- [Directive]: Everything from the line with "OCR this image." to the end of the data should be restated word for word, and nothing before it.

- [Working data]:
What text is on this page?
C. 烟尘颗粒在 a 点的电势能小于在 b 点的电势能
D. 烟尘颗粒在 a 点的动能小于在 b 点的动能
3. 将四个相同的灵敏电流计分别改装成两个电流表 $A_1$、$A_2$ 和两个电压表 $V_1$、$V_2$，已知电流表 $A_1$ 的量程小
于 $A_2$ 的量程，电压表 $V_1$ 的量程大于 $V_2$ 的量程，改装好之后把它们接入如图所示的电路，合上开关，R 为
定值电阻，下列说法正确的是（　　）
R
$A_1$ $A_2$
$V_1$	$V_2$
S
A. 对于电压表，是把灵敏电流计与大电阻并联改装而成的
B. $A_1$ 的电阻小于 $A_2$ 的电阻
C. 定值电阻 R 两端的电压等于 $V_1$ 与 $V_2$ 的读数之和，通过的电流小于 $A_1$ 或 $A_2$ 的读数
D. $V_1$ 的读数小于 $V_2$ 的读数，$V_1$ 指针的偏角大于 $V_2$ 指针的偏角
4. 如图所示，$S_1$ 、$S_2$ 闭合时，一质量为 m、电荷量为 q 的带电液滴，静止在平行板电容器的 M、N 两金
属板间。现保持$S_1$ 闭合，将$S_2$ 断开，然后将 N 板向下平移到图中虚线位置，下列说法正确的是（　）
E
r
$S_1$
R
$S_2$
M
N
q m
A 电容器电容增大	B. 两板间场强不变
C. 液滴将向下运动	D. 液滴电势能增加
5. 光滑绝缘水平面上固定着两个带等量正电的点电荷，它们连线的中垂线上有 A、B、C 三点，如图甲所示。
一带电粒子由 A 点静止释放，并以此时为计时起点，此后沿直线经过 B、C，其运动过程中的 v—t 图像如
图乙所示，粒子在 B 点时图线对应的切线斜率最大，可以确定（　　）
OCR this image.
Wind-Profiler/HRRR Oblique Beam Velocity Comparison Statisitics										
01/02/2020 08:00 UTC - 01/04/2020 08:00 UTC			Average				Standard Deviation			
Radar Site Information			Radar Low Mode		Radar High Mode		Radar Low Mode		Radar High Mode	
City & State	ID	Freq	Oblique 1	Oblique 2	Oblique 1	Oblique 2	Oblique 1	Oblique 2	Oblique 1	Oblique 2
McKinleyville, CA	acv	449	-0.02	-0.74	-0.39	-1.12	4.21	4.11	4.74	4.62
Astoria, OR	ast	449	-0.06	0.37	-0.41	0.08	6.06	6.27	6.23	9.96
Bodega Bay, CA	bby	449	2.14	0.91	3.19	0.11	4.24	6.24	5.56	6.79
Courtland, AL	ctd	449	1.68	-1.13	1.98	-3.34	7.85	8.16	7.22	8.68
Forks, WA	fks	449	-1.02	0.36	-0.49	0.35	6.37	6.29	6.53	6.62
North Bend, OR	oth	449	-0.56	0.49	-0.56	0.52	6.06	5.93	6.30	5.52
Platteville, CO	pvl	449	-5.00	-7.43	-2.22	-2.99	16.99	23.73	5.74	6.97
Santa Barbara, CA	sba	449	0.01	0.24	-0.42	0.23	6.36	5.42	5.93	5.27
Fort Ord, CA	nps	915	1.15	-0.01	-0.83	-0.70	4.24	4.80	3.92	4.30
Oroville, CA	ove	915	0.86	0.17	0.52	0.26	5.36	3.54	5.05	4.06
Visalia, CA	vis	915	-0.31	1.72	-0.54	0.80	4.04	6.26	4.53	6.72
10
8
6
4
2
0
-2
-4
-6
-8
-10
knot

- [Completed exercise]:
OCR this image.
Wind-Profiler/HRRR Oblique Beam Velocity Comparison Statisitics										
01/02/2020 08:00 UTC - 01/04/2020 08:00 UTC			Average				Standard Deviation			
Radar Site Information			Radar Low Mode		Radar High Mode		Radar Low Mode		Radar High Mode	
City & State	ID	Freq	Oblique 1	Oblique 2	Oblique 1	Oblique 2	Oblique 1	Oblique 2	Oblique 1	Oblique 2
McKinleyville, CA	acv	449	-0.02	-0.74	-0.39	-1.12	4.21	4.11	4.74	4.62
Astoria, OR	ast	449	-0.06	0.37	-0.41	0.08	6.06	6.27	6.23	9.96
Bodega Bay, CA	bby	449	2.14	0.91	3.19	0.11	4.24	6.24	5.56	6.79
Courtland, AL	ctd	449	1.68	-1.13	1.98	-3.34	7.85	8.16	7.22	8.68
Forks, WA	fks	449	-1.02	0.36	-0.49	0.35	6.37	6.29	6.53	6.62
North Bend, OR	oth	449	-0.56	0.49	-0.56	0.52	6.06	5.93	6.30	5.52
Platteville, CO	pvl	449	-5.00	-7.43	-2.22	-2.99	16.99	23.73	5.74	6.97
Santa Barbara, CA	sba	449	0.01	0.24	-0.42	0.23	6.36	5.42	5.93	5.27
Fort Ord, CA	nps	915	1.15	-0.01	-0.83	-0.70	4.24	4.80	3.92	4.30
Oroville, CA	ove	915	0.86	0.17	0.52	0.26	5.36	3.54	5.05	4.06
Visalia, CA	vis	915	-0.31	1.72	-0.54	0.80	4.04	6.26	4.53	6.72
10
8
6
4
2
0
-2
-4
-6
-8
-10
knot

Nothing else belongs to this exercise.